Exercise goal: From the excerpt on the HPCI pump suction event, set down word for word the stretch from "Actual Consequences There" through "to automatically close.".

──────── Exercise text ────────

Actual Consequences There were no significant consequences of this event. The event occurred while the plant was in the HPCI LCO for this maintenance evolution; the RCIC was verified operable and protected at the time of the event.

Potential Consequences As stated previously, discussions with the NRC resident inspector, and in light of existing engineering concerns, JAFNPP management determined there was an additional potential non conservative consequence if the torus suppression chamber pump suction isolation MOV valve did not fully open in that the CST HPCI pump suction MOV valve would not receive its signal to automatically close.

In the above scenario, the NRC resident inspector had postulated (as noted in the first quarter 2013 integrated inspection report, notice of violation (NOV) 2013002-01) that the HPCI pump would then potentially be drawing suction from both the torus suppression chamber pool and the CST simultaneously.

With the CST in this draining down condition a situation would potentially develop in which a vortex would occur in the CST tanks, and subsequently air would eventually become entrained in the HPCI Booster pump suction piping that would cause pump cavitation and then cause the pump to bind so that it would not be able to restart. Additionally, the NRC resident inspector had also postulated (as noted in the first quarter 2013 integrated inspection report, NOV 2013002-01) that with the CST HPCI pump suction valve open, and the HPCI pump not running, water from the CST would potentially displace the water in the torus suppression chamber, causing the high level limit in the suppression chamber pool to be exceeded during the DBA. The resident inspector disregarded operator actions (as noted in the first quarter 2013 integrated inspection report, NOV 2013002-01) to mitigate a low CST tank level, or low suction pressure on the HPCI pump based on an accepted Nuclear Management and Resource Council (NUMARC) industry standard for the level of operator actions that are necessary to restore an inoperable SSC that is out of service for testing. Because the HPCI is a single train system, this potential condition alone, would have conservatively prevented the HPCI system from performing its intended design safety function.

──────── Data records ────────

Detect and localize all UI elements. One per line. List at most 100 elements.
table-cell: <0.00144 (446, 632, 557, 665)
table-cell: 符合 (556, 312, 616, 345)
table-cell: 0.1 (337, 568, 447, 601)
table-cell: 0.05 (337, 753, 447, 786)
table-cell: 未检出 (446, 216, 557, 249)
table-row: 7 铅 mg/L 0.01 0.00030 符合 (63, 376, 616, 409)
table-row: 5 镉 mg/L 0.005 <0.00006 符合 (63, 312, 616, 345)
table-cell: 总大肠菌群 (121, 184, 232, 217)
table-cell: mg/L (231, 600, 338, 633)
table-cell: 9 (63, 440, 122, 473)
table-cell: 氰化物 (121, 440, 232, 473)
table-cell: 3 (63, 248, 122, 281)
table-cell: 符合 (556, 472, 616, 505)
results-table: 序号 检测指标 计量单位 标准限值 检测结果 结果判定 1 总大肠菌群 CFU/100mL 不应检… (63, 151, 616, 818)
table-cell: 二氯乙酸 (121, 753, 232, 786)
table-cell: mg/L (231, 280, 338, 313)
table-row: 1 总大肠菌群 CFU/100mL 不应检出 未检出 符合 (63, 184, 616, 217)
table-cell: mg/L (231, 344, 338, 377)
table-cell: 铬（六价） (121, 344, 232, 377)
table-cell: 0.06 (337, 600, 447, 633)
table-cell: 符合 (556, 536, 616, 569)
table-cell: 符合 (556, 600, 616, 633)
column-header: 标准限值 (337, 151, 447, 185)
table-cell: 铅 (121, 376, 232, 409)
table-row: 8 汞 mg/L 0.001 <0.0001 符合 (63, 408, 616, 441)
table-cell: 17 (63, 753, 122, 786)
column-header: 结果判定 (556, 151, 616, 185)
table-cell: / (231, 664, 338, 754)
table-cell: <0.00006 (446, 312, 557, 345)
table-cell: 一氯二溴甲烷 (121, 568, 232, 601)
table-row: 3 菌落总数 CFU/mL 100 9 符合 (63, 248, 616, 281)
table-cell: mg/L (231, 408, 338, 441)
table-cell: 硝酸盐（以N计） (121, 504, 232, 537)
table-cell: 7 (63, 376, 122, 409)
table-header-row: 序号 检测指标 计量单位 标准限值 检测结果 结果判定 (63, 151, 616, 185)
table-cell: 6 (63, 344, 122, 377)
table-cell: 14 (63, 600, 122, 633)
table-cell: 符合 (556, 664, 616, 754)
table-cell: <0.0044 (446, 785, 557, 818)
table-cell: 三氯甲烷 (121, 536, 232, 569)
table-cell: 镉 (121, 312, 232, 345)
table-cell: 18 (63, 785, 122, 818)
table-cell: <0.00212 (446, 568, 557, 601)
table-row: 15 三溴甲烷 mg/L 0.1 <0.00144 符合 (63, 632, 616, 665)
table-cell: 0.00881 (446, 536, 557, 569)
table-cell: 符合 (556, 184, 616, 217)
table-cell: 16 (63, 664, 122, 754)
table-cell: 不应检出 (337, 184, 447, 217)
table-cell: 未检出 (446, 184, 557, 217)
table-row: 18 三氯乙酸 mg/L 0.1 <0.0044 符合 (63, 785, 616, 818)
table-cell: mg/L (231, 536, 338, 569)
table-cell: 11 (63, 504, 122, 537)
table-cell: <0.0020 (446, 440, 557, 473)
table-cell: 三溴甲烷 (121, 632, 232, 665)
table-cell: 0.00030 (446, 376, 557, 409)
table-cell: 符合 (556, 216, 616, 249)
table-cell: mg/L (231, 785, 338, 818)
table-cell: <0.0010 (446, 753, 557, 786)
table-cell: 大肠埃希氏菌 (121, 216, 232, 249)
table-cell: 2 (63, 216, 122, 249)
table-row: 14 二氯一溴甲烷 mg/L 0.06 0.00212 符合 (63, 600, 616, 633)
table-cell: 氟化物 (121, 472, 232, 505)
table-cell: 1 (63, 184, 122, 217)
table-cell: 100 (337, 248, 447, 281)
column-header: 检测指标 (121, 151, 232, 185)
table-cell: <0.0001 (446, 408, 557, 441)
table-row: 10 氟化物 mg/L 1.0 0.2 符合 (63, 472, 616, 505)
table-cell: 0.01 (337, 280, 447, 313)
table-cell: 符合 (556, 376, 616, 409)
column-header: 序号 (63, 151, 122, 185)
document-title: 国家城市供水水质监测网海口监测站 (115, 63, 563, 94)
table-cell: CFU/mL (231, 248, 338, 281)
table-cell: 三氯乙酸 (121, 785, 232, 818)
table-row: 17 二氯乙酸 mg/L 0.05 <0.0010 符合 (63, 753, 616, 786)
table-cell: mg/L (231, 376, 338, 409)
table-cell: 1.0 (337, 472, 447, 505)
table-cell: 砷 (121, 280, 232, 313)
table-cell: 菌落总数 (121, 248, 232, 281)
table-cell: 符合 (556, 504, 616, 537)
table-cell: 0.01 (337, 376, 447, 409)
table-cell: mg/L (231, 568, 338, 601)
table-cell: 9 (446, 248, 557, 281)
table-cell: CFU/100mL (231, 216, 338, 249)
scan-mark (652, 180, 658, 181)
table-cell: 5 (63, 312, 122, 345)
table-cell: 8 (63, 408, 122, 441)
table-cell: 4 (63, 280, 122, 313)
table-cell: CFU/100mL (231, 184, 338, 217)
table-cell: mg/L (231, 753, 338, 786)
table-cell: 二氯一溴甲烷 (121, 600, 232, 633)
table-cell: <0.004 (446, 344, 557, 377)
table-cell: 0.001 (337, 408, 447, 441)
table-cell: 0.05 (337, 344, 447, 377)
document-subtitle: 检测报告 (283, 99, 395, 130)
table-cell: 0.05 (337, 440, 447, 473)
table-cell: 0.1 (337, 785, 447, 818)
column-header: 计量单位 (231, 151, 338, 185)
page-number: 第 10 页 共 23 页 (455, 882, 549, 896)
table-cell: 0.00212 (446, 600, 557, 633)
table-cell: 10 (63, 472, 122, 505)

────────

Answer box:
Actual Consequences There were no significant consequences of this event. The event occurred while the plant was in the HPCI LCO for this maintenance evolution; the RCIC was verified operable and protected at the time of the event.

Potential Consequences As stated previously, discussions with the NRC resident inspector, and in light of existing engineering concerns, JAFNPP management determined there was an additional potential non conservative consequence if the torus suppression chamber pump suction isolation MOV valve did not fully open in that the CST HPCI pump suction MOV valve would not receive its signal to automatically close.